» **Data provided**
------------
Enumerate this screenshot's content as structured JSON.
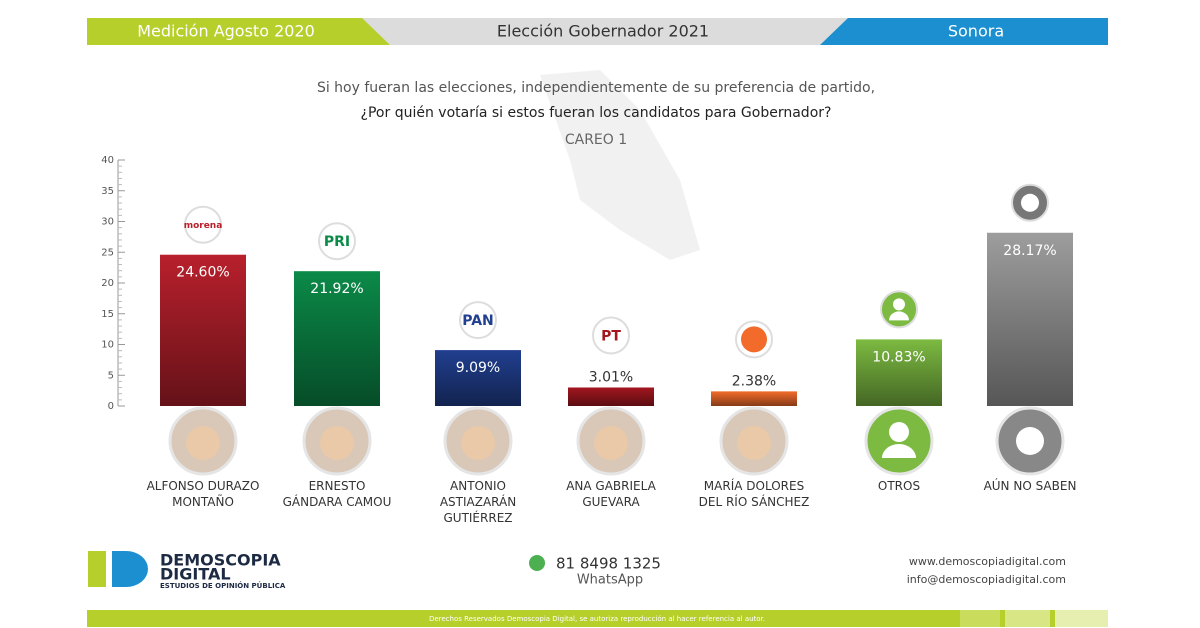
{
  "header": {
    "left": "Medición Agosto 2020",
    "center": "Elección Gobernador 2021",
    "right": "Sonora"
  },
  "question": {
    "line1": "Si hoy fueran las elecciones, independientemente de su preferencia de partido,",
    "line2": "¿Por quién votaría si estos fueran los candidatos para Gobernador?"
  },
  "chart_data": {
    "type": "bar",
    "title": "CAREO 1",
    "categories": [
      "ALFONSO DURAZO MONTAÑO",
      "ERNESTO GÁNDARA CAMOU",
      "ANTONIO ASTIAZARÁN GUTIÉRREZ",
      "ANA GABRIELA GUEVARA",
      "MARÍA DOLORES DEL RÍO SÁNCHEZ",
      "OTROS",
      "AÚN NO SABEN"
    ],
    "values": [
      24.6,
      21.92,
      9.09,
      3.01,
      2.38,
      10.83,
      28.17
    ],
    "value_labels": [
      "24.60%",
      "21.92%",
      "9.09%",
      "3.01%",
      "2.38%",
      "10.83%",
      "28.17%"
    ],
    "colors": [
      "#b8202c",
      "#0b8a48",
      "#213f8f",
      "#a3161f",
      "#f26b2a",
      "#7cba41",
      "#9d9d9d"
    ],
    "logos": [
      "morena",
      "PRI",
      "PAN",
      "PT",
      null,
      null,
      null
    ],
    "ylim": [
      0,
      40
    ],
    "yticks": [
      0,
      5,
      10,
      15,
      20,
      25,
      30,
      35,
      40
    ],
    "grid": false
  },
  "footer": {
    "brand1": "DEMOSCOPIA",
    "brand2": "DIGITAL",
    "tagline": "ESTUDIOS DE OPINIÓN PÚBLICA",
    "phone": "81 8498 1325",
    "phone_label": "WhatsApp",
    "web": "www.demoscopiadigital.com",
    "email": "info@demoscopiadigital.com",
    "copyright": "Derechos Reservados Demoscopia Digital, se autoriza reproducción al hacer referencia al autor."
  }
}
------------
» **What is required**
Repeat each entry precisely as it appears. Leave the pictures out.

» **Solution to the exercise**
Enumerate this screenshot's content as structured JSON.
{
  "header": {
    "left": "Medición Agosto 2020",
    "center": "Elección Gobernador 2021",
    "right": "Sonora"
  },
  "question": {
    "line1": "Si hoy fueran las elecciones, independientemente de su preferencia de partido,",
    "line2": "¿Por quién votaría si estos fueran los candidatos para Gobernador?"
  },
  "chart_data": {
    "type": "bar",
    "title": "CAREO 1",
    "categories": [
      "ALFONSO DURAZO MONTAÑO",
      "ERNESTO GÁNDARA CAMOU",
      "ANTONIO ASTIAZARÁN GUTIÉRREZ",
      "ANA GABRIELA GUEVARA",
      "MARÍA DOLORES DEL RÍO SÁNCHEZ",
      "OTROS",
      "AÚN NO SABEN"
    ],
    "values": [
      24.6,
      21.92,
      9.09,
      3.01,
      2.38,
      10.83,
      28.17
    ],
    "value_labels": [
      "24.60%",
      "21.92%",
      "9.09%",
      "3.01%",
      "2.38%",
      "10.83%",
      "28.17%"
    ],
    "colors": [
      "#b8202c",
      "#0b8a48",
      "#213f8f",
      "#a3161f",
      "#f26b2a",
      "#7cba41",
      "#9d9d9d"
    ],
    "logos": [
      "morena",
      "PRI",
      "PAN",
      "PT",
      null,
      null,
      null
    ],
    "ylim": [
      0,
      40
    ],
    "yticks": [
      0,
      5,
      10,
      15,
      20,
      25,
      30,
      35,
      40
    ],
    "grid": false
  },
  "footer": {
    "brand1": "DEMOSCOPIA",
    "brand2": "DIGITAL",
    "tagline": "ESTUDIOS DE OPINIÓN PÚBLICA",
    "phone": "81 8498 1325",
    "phone_label": "WhatsApp",
    "web": "www.demoscopiadigital.com",
    "email": "info@demoscopiadigital.com",
    "copyright": "Derechos Reservados Demoscopia Digital, se autoriza reproducción al hacer referencia al autor."
  }
}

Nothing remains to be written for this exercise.